Data for this exercise:
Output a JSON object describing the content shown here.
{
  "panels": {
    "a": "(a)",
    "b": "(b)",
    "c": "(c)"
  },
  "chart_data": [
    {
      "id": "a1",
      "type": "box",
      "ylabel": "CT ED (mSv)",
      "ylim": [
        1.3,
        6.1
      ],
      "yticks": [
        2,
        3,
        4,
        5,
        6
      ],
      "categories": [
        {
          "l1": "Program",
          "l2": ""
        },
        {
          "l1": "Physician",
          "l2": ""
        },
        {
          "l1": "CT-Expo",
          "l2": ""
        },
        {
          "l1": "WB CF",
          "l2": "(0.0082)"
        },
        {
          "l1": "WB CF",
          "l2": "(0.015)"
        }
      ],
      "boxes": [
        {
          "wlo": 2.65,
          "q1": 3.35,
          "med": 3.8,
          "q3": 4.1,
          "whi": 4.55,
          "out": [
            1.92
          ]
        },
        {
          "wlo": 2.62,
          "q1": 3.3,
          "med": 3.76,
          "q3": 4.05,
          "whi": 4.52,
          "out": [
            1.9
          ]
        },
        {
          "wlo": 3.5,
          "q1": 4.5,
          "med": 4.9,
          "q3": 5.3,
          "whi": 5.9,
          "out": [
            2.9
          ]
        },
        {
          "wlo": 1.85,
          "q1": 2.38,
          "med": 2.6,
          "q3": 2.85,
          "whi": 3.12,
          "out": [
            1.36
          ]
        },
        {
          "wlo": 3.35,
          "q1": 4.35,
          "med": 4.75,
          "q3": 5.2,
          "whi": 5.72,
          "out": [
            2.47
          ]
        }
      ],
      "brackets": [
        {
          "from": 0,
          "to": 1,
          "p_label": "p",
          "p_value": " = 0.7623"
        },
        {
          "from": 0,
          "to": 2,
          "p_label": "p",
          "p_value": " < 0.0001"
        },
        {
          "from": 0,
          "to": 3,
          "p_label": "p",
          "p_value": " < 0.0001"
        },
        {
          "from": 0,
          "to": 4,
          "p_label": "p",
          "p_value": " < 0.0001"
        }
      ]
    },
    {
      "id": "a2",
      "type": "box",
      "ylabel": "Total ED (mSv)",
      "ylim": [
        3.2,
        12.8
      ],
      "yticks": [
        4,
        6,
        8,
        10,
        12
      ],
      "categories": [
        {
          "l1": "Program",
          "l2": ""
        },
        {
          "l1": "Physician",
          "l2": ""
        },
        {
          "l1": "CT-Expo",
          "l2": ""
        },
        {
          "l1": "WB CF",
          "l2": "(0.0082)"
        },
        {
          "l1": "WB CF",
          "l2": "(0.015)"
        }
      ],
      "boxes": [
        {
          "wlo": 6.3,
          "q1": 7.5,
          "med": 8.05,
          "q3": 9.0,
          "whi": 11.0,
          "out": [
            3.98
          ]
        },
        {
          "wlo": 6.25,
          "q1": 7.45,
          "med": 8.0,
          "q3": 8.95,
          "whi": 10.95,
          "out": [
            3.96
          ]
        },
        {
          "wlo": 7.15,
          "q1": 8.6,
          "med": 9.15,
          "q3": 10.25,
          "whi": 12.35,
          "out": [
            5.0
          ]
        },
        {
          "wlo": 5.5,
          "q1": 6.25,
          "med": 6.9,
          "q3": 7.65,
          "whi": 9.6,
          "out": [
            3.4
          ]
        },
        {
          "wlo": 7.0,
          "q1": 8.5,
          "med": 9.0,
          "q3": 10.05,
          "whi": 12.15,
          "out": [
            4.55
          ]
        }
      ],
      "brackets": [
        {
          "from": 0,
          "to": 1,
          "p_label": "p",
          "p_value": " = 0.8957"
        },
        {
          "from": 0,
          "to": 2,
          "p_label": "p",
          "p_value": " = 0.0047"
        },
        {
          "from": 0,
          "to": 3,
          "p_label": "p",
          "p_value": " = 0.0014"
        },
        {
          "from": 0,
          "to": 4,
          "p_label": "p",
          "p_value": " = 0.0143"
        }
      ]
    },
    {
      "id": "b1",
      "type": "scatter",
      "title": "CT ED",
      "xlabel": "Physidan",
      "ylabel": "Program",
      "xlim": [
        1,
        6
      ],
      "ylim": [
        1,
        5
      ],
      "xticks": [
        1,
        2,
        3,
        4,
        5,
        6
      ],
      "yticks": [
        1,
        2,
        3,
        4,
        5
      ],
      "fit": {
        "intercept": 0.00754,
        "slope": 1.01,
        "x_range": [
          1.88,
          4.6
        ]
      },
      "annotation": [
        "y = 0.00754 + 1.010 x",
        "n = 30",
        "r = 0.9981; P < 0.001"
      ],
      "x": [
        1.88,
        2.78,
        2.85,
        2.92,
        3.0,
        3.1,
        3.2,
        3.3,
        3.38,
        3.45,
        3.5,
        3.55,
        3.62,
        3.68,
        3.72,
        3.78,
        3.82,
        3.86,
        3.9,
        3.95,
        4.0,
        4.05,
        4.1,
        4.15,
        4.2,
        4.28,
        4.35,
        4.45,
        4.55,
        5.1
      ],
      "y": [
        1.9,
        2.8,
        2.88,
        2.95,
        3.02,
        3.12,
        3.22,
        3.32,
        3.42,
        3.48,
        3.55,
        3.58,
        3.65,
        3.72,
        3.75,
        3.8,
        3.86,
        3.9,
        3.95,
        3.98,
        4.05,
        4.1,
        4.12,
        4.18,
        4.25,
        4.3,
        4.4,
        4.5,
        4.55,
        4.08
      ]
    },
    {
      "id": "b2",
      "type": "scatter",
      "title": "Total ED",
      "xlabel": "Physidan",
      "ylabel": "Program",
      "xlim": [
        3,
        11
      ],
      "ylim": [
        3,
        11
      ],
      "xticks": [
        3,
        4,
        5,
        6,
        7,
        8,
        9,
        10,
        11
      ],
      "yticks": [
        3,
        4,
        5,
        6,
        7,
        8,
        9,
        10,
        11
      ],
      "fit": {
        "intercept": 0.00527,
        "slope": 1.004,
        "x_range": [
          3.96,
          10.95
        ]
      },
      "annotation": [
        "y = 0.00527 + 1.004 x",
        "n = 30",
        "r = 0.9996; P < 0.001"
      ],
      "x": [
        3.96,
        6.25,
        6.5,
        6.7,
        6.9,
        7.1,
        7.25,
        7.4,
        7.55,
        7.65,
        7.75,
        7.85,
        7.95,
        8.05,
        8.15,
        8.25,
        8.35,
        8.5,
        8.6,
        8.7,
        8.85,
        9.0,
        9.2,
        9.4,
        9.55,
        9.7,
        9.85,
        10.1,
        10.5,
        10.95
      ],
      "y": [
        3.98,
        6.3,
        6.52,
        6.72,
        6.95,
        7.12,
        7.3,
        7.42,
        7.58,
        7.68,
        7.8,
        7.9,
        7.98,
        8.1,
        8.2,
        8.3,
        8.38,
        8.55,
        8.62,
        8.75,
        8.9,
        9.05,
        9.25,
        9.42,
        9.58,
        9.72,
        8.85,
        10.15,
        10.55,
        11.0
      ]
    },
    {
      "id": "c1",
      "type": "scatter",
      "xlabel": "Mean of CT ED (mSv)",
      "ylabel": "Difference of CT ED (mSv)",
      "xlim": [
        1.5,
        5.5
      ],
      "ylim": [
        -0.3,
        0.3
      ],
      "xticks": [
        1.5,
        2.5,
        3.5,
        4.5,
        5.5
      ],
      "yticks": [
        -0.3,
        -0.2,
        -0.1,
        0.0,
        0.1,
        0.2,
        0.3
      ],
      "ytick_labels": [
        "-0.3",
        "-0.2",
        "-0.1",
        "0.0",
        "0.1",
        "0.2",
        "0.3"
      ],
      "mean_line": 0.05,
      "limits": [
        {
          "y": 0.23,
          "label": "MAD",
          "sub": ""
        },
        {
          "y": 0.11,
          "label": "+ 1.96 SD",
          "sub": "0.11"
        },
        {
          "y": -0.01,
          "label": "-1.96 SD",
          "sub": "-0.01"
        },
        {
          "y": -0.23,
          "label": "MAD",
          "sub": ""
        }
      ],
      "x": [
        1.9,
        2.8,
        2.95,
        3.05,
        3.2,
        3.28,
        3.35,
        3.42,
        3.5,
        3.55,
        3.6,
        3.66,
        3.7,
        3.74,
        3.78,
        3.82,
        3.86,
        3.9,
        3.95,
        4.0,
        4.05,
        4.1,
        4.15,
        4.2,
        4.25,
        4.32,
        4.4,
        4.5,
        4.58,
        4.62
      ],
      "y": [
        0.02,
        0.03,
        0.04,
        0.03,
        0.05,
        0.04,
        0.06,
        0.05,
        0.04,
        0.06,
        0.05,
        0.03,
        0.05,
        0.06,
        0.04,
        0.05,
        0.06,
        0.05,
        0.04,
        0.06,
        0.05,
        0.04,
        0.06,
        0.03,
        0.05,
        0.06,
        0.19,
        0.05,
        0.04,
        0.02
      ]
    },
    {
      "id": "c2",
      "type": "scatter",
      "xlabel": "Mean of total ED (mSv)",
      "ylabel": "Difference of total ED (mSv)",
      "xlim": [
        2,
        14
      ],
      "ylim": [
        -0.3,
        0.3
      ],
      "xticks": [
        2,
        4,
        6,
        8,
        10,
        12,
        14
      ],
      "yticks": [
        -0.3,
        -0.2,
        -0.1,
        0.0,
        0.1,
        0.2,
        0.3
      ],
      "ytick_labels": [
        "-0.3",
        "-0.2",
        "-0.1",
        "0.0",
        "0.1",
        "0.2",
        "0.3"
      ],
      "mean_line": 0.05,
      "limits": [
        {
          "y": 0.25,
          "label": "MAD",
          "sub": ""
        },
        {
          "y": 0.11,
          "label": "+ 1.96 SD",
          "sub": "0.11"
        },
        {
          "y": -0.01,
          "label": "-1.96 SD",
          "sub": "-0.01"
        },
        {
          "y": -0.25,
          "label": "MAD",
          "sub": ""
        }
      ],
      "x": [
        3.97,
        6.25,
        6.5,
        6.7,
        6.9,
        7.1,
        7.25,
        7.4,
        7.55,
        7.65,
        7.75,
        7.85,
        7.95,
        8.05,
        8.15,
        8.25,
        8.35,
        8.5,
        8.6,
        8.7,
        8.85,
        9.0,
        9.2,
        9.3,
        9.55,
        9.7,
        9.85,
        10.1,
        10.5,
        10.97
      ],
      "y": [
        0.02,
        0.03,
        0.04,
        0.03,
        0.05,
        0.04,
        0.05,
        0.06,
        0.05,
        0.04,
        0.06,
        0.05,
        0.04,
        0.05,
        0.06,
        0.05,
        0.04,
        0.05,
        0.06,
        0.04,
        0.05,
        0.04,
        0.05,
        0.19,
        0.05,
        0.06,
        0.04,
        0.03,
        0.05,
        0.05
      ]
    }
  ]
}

==

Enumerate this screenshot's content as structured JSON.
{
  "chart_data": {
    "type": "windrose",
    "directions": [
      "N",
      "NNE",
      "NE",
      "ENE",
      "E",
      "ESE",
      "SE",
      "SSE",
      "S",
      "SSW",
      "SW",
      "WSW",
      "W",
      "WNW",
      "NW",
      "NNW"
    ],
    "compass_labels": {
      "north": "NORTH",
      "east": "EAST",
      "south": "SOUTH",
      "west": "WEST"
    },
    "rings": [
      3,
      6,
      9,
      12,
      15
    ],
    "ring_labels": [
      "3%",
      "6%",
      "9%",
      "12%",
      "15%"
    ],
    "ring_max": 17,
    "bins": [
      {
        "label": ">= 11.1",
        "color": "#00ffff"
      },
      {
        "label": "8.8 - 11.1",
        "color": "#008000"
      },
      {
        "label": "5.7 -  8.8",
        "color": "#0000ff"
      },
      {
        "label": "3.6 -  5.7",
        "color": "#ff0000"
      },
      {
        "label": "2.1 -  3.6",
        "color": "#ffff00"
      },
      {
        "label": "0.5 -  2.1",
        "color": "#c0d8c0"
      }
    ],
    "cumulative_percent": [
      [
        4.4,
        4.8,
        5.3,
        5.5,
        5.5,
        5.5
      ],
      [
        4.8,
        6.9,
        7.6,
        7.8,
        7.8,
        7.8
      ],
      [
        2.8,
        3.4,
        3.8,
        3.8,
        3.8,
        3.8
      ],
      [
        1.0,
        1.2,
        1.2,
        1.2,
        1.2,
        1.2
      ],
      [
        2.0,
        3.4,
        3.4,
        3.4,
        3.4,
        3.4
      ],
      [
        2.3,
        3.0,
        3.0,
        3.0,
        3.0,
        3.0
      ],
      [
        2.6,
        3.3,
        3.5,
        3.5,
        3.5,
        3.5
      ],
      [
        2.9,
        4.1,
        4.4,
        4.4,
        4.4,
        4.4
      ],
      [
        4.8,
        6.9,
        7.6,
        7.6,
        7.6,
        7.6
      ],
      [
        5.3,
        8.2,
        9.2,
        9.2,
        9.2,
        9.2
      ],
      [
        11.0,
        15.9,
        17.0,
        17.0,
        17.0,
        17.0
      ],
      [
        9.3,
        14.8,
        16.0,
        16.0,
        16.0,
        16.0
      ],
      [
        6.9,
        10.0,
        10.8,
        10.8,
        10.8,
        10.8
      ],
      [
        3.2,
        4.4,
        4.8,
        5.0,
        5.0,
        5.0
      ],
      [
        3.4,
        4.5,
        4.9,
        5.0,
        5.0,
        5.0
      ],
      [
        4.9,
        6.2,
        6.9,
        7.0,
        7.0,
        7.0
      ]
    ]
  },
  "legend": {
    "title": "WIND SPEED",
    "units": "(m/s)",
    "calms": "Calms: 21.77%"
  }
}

Problem statement: What number of lines in the records contain the word "JSON"? Answer with that number alone.

Solution to this exercise: 2